* **Records shown**:
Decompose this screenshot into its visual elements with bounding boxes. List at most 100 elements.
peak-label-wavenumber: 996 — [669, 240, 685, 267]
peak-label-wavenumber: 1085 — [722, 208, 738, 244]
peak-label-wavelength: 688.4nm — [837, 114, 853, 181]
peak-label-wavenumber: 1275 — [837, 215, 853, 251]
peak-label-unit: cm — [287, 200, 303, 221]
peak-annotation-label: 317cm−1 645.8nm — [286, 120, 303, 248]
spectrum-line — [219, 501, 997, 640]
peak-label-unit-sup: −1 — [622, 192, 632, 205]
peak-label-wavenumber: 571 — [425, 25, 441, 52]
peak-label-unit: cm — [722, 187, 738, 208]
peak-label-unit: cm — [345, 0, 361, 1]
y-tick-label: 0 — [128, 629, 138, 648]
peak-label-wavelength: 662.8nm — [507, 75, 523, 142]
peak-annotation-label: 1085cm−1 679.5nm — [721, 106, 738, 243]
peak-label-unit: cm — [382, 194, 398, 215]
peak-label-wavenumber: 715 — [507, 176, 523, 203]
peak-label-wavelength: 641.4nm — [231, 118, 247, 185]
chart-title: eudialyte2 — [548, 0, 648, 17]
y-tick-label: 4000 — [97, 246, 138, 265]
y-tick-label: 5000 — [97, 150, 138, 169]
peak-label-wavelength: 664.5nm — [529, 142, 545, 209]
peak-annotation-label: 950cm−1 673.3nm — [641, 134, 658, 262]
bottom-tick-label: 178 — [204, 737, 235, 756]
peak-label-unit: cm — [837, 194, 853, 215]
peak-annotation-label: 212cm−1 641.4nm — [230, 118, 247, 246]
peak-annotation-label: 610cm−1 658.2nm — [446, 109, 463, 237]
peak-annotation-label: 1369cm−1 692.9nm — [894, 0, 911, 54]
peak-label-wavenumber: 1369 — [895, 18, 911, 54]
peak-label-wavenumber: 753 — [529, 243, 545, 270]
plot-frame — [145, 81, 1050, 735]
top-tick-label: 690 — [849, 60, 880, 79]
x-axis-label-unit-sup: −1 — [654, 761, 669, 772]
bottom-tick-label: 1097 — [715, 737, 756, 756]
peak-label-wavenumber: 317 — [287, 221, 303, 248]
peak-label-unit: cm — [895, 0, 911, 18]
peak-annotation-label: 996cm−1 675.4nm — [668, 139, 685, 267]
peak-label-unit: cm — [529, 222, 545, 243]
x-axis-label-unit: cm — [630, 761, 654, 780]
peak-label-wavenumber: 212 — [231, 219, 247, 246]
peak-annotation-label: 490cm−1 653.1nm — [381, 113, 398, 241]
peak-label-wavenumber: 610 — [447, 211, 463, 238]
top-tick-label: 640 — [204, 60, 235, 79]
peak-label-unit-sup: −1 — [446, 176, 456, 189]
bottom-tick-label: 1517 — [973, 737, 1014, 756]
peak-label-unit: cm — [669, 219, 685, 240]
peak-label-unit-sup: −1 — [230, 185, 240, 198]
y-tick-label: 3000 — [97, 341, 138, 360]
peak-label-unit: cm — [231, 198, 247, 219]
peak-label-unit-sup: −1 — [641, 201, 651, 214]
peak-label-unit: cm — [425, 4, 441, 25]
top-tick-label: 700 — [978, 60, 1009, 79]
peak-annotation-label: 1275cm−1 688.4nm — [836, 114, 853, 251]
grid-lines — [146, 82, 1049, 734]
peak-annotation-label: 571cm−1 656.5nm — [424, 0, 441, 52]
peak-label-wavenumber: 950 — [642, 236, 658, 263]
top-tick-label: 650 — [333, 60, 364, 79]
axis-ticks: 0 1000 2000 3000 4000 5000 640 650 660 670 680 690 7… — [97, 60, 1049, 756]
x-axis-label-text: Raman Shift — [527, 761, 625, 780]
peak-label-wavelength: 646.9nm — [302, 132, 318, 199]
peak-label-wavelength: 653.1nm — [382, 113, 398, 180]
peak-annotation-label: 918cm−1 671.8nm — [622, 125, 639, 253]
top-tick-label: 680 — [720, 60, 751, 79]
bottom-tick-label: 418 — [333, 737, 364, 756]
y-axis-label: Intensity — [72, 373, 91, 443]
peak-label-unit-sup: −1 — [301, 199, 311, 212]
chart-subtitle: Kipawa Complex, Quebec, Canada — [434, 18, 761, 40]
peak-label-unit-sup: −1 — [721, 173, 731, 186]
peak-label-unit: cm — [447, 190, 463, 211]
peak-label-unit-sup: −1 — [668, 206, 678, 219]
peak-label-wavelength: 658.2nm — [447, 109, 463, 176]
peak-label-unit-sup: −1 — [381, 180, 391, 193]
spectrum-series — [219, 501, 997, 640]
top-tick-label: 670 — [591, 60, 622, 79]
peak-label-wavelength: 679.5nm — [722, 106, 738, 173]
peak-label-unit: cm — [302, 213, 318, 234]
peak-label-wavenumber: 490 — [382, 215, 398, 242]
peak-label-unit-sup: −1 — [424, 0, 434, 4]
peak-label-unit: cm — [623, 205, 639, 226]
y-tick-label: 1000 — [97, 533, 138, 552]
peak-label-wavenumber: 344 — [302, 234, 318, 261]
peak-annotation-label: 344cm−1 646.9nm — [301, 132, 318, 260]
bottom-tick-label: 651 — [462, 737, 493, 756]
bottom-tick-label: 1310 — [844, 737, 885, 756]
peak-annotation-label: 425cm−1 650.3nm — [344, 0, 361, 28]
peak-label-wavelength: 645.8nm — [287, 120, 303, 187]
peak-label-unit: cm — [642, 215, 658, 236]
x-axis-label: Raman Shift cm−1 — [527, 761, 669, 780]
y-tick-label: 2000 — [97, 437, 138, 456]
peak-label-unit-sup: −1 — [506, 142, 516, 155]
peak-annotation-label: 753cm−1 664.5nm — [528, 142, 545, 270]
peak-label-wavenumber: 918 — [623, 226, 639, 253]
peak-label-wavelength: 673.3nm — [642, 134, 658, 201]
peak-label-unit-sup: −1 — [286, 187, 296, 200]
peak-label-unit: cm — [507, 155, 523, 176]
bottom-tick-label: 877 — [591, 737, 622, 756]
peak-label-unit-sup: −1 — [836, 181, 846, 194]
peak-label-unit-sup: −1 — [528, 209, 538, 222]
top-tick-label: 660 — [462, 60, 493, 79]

* **Directive**:
Render every line of the rows above as a numbered list, omitting any blank lines.

* **Solution to the problem**:
1. Decompose this screenshot into its visual elements with bounding boxes. List at most 100 elements.
2. peak-label-wavenumber: 996 — [669, 240, 685, 267]
3. peak-label-wavenumber: 1085 — [722, 208, 738, 244]
4. peak-label-wavelength: 688.4nm — [837, 114, 853, 181]
5. peak-label-wavenumber: 1275 — [837, 215, 853, 251]
6. peak-label-unit: cm — [287, 200, 303, 221]
7. peak-annotation-label: 317cm−1 645.8nm — [286, 120, 303, 248]
8. spectrum-line — [219, 501, 997, 640]
9. peak-label-unit-sup: −1 — [622, 192, 632, 205]
10. peak-label-wavenumber: 571 — [425, 25, 441, 52]
11. peak-label-unit: cm — [722, 187, 738, 208]
12. peak-label-unit: cm — [345, 0, 361, 1]
13. y-tick-label: 0 — [128, 629, 138, 648]
14. peak-label-wavelength: 662.8nm — [507, 75, 523, 142]
15. peak-annotation-label: 1085cm−1 679.5nm — [721, 106, 738, 243]
16. peak-label-unit: cm — [382, 194, 398, 215]
17. peak-label-wavenumber: 715 — [507, 176, 523, 203]
18. peak-label-wavelength: 641.4nm — [231, 118, 247, 185]
19. chart-title: eudialyte2 — [548, 0, 648, 17]
20. y-tick-label: 4000 — [97, 246, 138, 265]
21. y-tick-label: 5000 — [97, 150, 138, 169]
22. peak-label-wavelength: 664.5nm — [529, 142, 545, 209]
23. peak-annotation-label: 950cm−1 673.3nm — [641, 134, 658, 262]
24. bottom-tick-label: 178 — [204, 737, 235, 756]
25. peak-label-unit: cm — [837, 194, 853, 215]
26. peak-annotation-label: 212cm−1 641.4nm — [230, 118, 247, 246]
27. peak-annotation-label: 610cm−1 658.2nm — [446, 109, 463, 237]
28. peak-annotation-label: 1369cm−1 692.9nm — [894, 0, 911, 54]
29. peak-label-wavenumber: 1369 — [895, 18, 911, 54]
30. peak-label-wavenumber: 753 — [529, 243, 545, 270]
31. plot-frame — [145, 81, 1050, 735]
32. top-tick-label: 690 — [849, 60, 880, 79]
33. x-axis-label-unit-sup: −1 — [654, 761, 669, 772]
34. bottom-tick-label: 1097 — [715, 737, 756, 756]
35. peak-label-wavenumber: 317 — [287, 221, 303, 248]
36. peak-label-unit: cm — [895, 0, 911, 18]
37. peak-annotation-label: 996cm−1 675.4nm — [668, 139, 685, 267]
38. peak-label-unit: cm — [529, 222, 545, 243]
39. x-axis-label-unit: cm — [630, 761, 654, 780]
40. peak-label-wavenumber: 212 — [231, 219, 247, 246]
41. peak-annotation-label: 490cm−1 653.1nm — [381, 113, 398, 241]
42. peak-label-wavenumber: 610 — [447, 211, 463, 238]
43. top-tick-label: 640 — [204, 60, 235, 79]
44. peak-label-unit-sup: −1 — [446, 176, 456, 189]
45. bottom-tick-label: 1517 — [973, 737, 1014, 756]
46. peak-label-unit: cm — [669, 219, 685, 240]
47. peak-label-unit-sup: −1 — [230, 185, 240, 198]
48. y-tick-label: 3000 — [97, 341, 138, 360]
49. peak-label-unit: cm — [231, 198, 247, 219]
50. peak-label-unit-sup: −1 — [641, 201, 651, 214]
51. peak-label-unit: cm — [425, 4, 441, 25]
52. top-tick-label: 700 — [978, 60, 1009, 79]
53. peak-annotation-label: 1275cm−1 688.4nm — [836, 114, 853, 251]
54. grid-lines — [146, 82, 1049, 734]
55. peak-annotation-label: 571cm−1 656.5nm — [424, 0, 441, 52]
56. peak-label-wavenumber: 950 — [642, 236, 658, 263]
57. top-tick-label: 650 — [333, 60, 364, 79]
58. axis-ticks: 0 1000 2000 3000 4000 5000 640 650 660 670 680 690 7… — [97, 60, 1049, 756]
59. x-axis-label-text: Raman Shift — [527, 761, 625, 780]
60. peak-label-wavelength: 646.9nm — [302, 132, 318, 199]
61. peak-label-wavelength: 653.1nm — [382, 113, 398, 180]
62. peak-annotation-label: 918cm−1 671.8nm — [622, 125, 639, 253]
63. top-tick-label: 680 — [720, 60, 751, 79]
64. bottom-tick-label: 418 — [333, 737, 364, 756]
65. y-axis-label: Intensity — [72, 373, 91, 443]
66. peak-label-unit-sup: −1 — [301, 199, 311, 212]
67. chart-subtitle: Kipawa Complex, Quebec, Canada — [434, 18, 761, 40]
68. peak-label-unit-sup: −1 — [721, 173, 731, 186]
69. peak-label-unit: cm — [447, 190, 463, 211]
70. peak-label-unit-sup: −1 — [668, 206, 678, 219]
71. peak-label-wavelength: 658.2nm — [447, 109, 463, 176]
72. peak-label-unit-sup: −1 — [381, 180, 391, 193]
73. spectrum-series — [219, 501, 997, 640]
74. top-tick-label: 670 — [591, 60, 622, 79]
75. peak-label-wavelength: 679.5nm — [722, 106, 738, 173]
76. peak-label-unit: cm — [302, 213, 318, 234]
77. peak-label-wavenumber: 490 — [382, 215, 398, 242]
78. peak-label-unit-sup: −1 — [424, 0, 434, 4]
79. peak-label-unit: cm — [623, 205, 639, 226]
80. y-tick-label: 1000 — [97, 533, 138, 552]
81. peak-label-wavenumber: 344 — [302, 234, 318, 261]
82. peak-annotation-label: 344cm−1 646.9nm — [301, 132, 318, 260]
83. bottom-tick-label: 651 — [462, 737, 493, 756]
84. bottom-tick-label: 1310 — [844, 737, 885, 756]
85. peak-annotation-label: 425cm−1 650.3nm — [344, 0, 361, 28]
86. peak-label-wavelength: 645.8nm — [287, 120, 303, 187]
87. peak-label-unit: cm — [642, 215, 658, 236]
88. x-axis-label: Raman Shift cm−1 — [527, 761, 669, 780]
89. y-tick-label: 2000 — [97, 437, 138, 456]
90. peak-label-unit-sup: −1 — [506, 142, 516, 155]
91. peak-annotation-label: 753cm−1 664.5nm — [528, 142, 545, 270]
92. peak-label-wavenumber: 918 — [623, 226, 639, 253]
93. peak-label-wavelength: 673.3nm — [642, 134, 658, 201]
94. peak-label-unit-sup: −1 — [286, 187, 296, 200]
95. peak-label-unit: cm — [507, 155, 523, 176]
96. bottom-tick-label: 877 — [591, 737, 622, 756]
97. peak-label-unit-sup: −1 — [836, 181, 846, 194]
98. peak-label-unit-sup: −1 — [528, 209, 538, 222]
99. top-tick-label: 660 — [462, 60, 493, 79]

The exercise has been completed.